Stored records

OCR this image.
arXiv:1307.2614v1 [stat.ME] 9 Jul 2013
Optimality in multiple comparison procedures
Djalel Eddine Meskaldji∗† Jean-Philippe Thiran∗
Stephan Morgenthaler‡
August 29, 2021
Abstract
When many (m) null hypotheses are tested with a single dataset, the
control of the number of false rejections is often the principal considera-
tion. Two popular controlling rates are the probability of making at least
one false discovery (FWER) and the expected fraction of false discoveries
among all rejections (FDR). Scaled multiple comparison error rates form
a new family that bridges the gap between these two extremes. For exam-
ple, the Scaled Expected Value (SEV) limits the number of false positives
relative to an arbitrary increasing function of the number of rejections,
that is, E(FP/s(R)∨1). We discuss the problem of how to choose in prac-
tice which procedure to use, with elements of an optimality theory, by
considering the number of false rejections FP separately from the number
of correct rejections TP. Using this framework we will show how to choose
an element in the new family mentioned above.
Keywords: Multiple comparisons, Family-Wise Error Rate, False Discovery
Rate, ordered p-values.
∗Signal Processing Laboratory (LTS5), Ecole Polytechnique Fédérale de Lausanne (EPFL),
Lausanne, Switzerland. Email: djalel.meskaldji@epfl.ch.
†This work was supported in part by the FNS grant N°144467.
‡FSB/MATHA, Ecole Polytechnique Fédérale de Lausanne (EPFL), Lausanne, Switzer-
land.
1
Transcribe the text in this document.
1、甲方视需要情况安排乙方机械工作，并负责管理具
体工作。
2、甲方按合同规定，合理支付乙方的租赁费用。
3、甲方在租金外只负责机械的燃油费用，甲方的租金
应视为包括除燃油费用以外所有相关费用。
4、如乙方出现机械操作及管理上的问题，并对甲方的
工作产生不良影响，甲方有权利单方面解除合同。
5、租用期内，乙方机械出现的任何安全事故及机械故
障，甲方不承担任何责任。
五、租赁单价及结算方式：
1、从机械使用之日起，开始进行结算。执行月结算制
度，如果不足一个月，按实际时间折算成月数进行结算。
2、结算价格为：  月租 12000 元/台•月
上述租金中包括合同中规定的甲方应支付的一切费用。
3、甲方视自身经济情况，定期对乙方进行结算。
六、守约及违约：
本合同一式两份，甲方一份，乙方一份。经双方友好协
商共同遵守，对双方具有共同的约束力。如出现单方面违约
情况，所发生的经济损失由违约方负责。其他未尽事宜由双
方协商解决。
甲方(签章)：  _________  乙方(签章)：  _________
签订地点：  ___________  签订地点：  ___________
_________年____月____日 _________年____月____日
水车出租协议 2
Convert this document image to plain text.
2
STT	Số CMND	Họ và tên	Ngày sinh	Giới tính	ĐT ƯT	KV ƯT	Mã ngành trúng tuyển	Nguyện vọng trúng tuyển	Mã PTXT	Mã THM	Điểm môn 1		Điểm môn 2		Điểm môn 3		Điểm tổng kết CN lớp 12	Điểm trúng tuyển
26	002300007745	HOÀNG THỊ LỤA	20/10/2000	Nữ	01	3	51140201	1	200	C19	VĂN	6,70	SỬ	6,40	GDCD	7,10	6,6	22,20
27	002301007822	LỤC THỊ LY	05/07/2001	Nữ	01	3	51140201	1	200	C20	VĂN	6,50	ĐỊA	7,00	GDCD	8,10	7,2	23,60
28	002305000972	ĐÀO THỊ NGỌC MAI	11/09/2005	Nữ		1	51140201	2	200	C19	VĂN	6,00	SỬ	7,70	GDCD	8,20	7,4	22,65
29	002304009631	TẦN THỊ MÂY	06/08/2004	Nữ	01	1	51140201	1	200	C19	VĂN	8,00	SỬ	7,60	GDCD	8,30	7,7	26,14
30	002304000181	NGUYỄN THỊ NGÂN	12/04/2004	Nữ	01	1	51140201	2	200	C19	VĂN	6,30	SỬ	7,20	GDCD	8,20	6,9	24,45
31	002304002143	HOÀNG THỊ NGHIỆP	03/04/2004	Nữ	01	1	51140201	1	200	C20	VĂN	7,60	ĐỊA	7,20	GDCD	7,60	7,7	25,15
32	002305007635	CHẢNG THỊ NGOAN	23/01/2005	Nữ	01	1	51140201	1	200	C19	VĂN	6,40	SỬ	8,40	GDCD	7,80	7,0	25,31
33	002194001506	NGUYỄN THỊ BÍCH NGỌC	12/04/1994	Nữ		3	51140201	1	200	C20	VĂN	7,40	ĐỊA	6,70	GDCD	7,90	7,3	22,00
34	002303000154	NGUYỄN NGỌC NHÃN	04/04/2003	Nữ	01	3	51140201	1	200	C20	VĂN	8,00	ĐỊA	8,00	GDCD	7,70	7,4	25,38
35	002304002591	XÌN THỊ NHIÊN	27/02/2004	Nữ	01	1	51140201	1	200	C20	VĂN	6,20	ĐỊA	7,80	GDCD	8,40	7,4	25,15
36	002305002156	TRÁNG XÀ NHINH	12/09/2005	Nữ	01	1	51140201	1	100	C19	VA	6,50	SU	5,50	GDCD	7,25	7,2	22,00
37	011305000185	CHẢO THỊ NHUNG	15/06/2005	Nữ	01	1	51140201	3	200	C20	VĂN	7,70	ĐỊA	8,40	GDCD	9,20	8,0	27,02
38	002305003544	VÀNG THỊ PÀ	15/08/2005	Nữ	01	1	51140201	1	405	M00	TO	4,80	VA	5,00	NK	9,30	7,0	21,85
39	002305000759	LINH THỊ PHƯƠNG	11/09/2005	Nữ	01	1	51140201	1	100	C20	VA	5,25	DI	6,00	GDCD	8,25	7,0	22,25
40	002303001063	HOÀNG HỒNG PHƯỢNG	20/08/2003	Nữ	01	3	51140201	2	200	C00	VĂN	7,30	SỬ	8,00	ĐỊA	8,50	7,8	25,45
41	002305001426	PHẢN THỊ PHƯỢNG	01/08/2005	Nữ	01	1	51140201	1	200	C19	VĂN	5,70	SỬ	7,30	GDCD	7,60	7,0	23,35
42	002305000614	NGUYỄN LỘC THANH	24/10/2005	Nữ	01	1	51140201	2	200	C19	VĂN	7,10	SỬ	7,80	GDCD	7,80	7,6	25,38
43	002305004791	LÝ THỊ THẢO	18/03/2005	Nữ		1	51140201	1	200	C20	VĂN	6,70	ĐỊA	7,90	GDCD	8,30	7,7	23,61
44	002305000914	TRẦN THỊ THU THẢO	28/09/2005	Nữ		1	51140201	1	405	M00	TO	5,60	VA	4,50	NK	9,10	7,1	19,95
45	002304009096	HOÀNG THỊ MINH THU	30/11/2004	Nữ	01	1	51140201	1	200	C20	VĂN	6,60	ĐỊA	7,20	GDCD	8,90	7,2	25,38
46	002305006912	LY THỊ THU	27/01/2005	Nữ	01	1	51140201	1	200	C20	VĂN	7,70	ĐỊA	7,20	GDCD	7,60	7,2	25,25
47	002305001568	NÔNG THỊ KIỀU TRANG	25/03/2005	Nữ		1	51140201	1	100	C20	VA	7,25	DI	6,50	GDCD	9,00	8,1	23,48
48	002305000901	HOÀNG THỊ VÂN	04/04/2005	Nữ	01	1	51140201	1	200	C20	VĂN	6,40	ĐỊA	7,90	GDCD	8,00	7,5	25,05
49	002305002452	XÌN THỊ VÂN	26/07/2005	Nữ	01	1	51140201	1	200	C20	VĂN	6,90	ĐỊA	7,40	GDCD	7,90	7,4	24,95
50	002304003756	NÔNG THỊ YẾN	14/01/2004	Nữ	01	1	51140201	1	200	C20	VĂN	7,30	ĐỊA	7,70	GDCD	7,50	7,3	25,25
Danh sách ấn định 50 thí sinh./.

Task statement >>
Please give back all of the records exactly as written.

Exercise output >>
OCR this image.
arXiv:1307.2614v1 [stat.ME] 9 Jul 2013
Optimality in multiple comparison procedures
Djalel Eddine Meskaldji∗† Jean-Philippe Thiran∗
Stephan Morgenthaler‡
August 29, 2021
Abstract
When many (m) null hypotheses are tested with a single dataset, the
control of the number of false rejections is often the principal considera-
tion. Two popular controlling rates are the probability of making at least
one false discovery (FWER) and the expected fraction of false discoveries
among all rejections (FDR). Scaled multiple comparison error rates form
a new family that bridges the gap between these two extremes. For exam-
ple, the Scaled Expected Value (SEV) limits the number of false positives
relative to an arbitrary increasing function of the number of rejections,
that is, E(FP/s(R)∨1). We discuss the problem of how to choose in prac-
tice which procedure to use, with elements of an optimality theory, by
considering the number of false rejections FP separately from the number
of correct rejections TP. Using this framework we will show how to choose
an element in the new family mentioned above.
Keywords: Multiple comparisons, Family-Wise Error Rate, False Discovery
Rate, ordered p-values.
∗Signal Processing Laboratory (LTS5), Ecole Polytechnique Fédérale de Lausanne (EPFL),
Lausanne, Switzerland. Email: djalel.meskaldji@epfl.ch.
†This work was supported in part by the FNS grant N°144467.
‡FSB/MATHA, Ecole Polytechnique Fédérale de Lausanne (EPFL), Lausanne, Switzer-
land.
1
Transcribe the text in this document.
1、甲方视需要情况安排乙方机械工作，并负责管理具
体工作。
2、甲方按合同规定，合理支付乙方的租赁费用。
3、甲方在租金外只负责机械的燃油费用，甲方的租金
应视为包括除燃油费用以外所有相关费用。
4、如乙方出现机械操作及管理上的问题，并对甲方的
工作产生不良影响，甲方有权利单方面解除合同。
5、租用期内，乙方机械出现的任何安全事故及机械故
障，甲方不承担任何责任。
五、租赁单价及结算方式：
1、从机械使用之日起，开始进行结算。执行月结算制
度，如果不足一个月，按实际时间折算成月数进行结算。
2、结算价格为：  月租 12000 元/台•月
上述租金中包括合同中规定的甲方应支付的一切费用。
3、甲方视自身经济情况，定期对乙方进行结算。
六、守约及违约：
本合同一式两份，甲方一份，乙方一份。经双方友好协
商共同遵守，对双方具有共同的约束力。如出现单方面违约
情况，所发生的经济损失由违约方负责。其他未尽事宜由双
方协商解决。
甲方(签章)：  _________  乙方(签章)：  _________
签订地点：  ___________  签订地点：  ___________
_________年____月____日 _________年____月____日
水车出租协议 2
Convert this document image to plain text.
2
STT	Số CMND	Họ và tên	Ngày sinh	Giới tính	ĐT ƯT	KV ƯT	Mã ngành trúng tuyển	Nguyện vọng trúng tuyển	Mã PTXT	Mã THM	Điểm môn 1		Điểm môn 2		Điểm môn 3		Điểm tổng kết CN lớp 12	Điểm trúng tuyển
26	002300007745	HOÀNG THỊ LỤA	20/10/2000	Nữ	01	3	51140201	1	200	C19	VĂN	6,70	SỬ	6,40	GDCD	7,10	6,6	22,20
27	002301007822	LỤC THỊ LY	05/07/2001	Nữ	01	3	51140201	1	200	C20	VĂN	6,50	ĐỊA	7,00	GDCD	8,10	7,2	23,60
28	002305000972	ĐÀO THỊ NGỌC MAI	11/09/2005	Nữ		1	51140201	2	200	C19	VĂN	6,00	SỬ	7,70	GDCD	8,20	7,4	22,65
29	002304009631	TẦN THỊ MÂY	06/08/2004	Nữ	01	1	51140201	1	200	C19	VĂN	8,00	SỬ	7,60	GDCD	8,30	7,7	26,14
30	002304000181	NGUYỄN THỊ NGÂN	12/04/2004	Nữ	01	1	51140201	2	200	C19	VĂN	6,30	SỬ	7,20	GDCD	8,20	6,9	24,45
31	002304002143	HOÀNG THỊ NGHIỆP	03/04/2004	Nữ	01	1	51140201	1	200	C20	VĂN	7,60	ĐỊA	7,20	GDCD	7,60	7,7	25,15
32	002305007635	CHẢNG THỊ NGOAN	23/01/2005	Nữ	01	1	51140201	1	200	C19	VĂN	6,40	SỬ	8,40	GDCD	7,80	7,0	25,31
33	002194001506	NGUYỄN THỊ BÍCH NGỌC	12/04/1994	Nữ		3	51140201	1	200	C20	VĂN	7,40	ĐỊA	6,70	GDCD	7,90	7,3	22,00
34	002303000154	NGUYỄN NGỌC NHÃN	04/04/2003	Nữ	01	3	51140201	1	200	C20	VĂN	8,00	ĐỊA	8,00	GDCD	7,70	7,4	25,38
35	002304002591	XÌN THỊ NHIÊN	27/02/2004	Nữ	01	1	51140201	1	200	C20	VĂN	6,20	ĐỊA	7,80	GDCD	8,40	7,4	25,15
36	002305002156	TRÁNG XÀ NHINH	12/09/2005	Nữ	01	1	51140201	1	100	C19	VA	6,50	SU	5,50	GDCD	7,25	7,2	22,00
37	011305000185	CHẢO THỊ NHUNG	15/06/2005	Nữ	01	1	51140201	3	200	C20	VĂN	7,70	ĐỊA	8,40	GDCD	9,20	8,0	27,02
38	002305003544	VÀNG THỊ PÀ	15/08/2005	Nữ	01	1	51140201	1	405	M00	TO	4,80	VA	5,00	NK	9,30	7,0	21,85
39	002305000759	LINH THỊ PHƯƠNG	11/09/2005	Nữ	01	1	51140201	1	100	C20	VA	5,25	DI	6,00	GDCD	8,25	7,0	22,25
40	002303001063	HOÀNG HỒNG PHƯỢNG	20/08/2003	Nữ	01	3	51140201	2	200	C00	VĂN	7,30	SỬ	8,00	ĐỊA	8,50	7,8	25,45
41	002305001426	PHẢN THỊ PHƯỢNG	01/08/2005	Nữ	01	1	51140201	1	200	C19	VĂN	5,70	SỬ	7,30	GDCD	7,60	7,0	23,35
42	002305000614	NGUYỄN LỘC THANH	24/10/2005	Nữ	01	1	51140201	2	200	C19	VĂN	7,10	SỬ	7,80	GDCD	7,80	7,6	25,38
43	002305004791	LÝ THỊ THẢO	18/03/2005	Nữ		1	51140201	1	200	C20	VĂN	6,70	ĐỊA	7,90	GDCD	8,30	7,7	23,61
44	002305000914	TRẦN THỊ THU THẢO	28/09/2005	Nữ		1	51140201	1	405	M00	TO	5,60	VA	4,50	NK	9,10	7,1	19,95
45	002304009096	HOÀNG THỊ MINH THU	30/11/2004	Nữ	01	1	51140201	1	200	C20	VĂN	6,60	ĐỊA	7,20	GDCD	8,90	7,2	25,38
46	002305006912	LY THỊ THU	27/01/2005	Nữ	01	1	51140201	1	200	C20	VĂN	7,70	ĐỊA	7,20	GDCD	7,60	7,2	25,25
47	002305001568	NÔNG THỊ KIỀU TRANG	25/03/2005	Nữ		1	51140201	1	100	C20	VA	7,25	DI	6,50	GDCD	9,00	8,1	23,48
48	002305000901	HOÀNG THỊ VÂN	04/04/2005	Nữ	01	1	51140201	1	200	C20	VĂN	6,40	ĐỊA	7,90	GDCD	8,00	7,5	25,05
49	002305002452	XÌN THỊ VÂN	26/07/2005	Nữ	01	1	51140201	1	200	C20	VĂN	6,90	ĐỊA	7,40	GDCD	7,90	7,4	24,95
50	002304003756	NÔNG THỊ YẾN	14/01/2004	Nữ	01	1	51140201	1	200	C20	VĂN	7,30	ĐỊA	7,70	GDCD	7,50	7,3	25,25
Danh sách ấn định 50 thí sinh./.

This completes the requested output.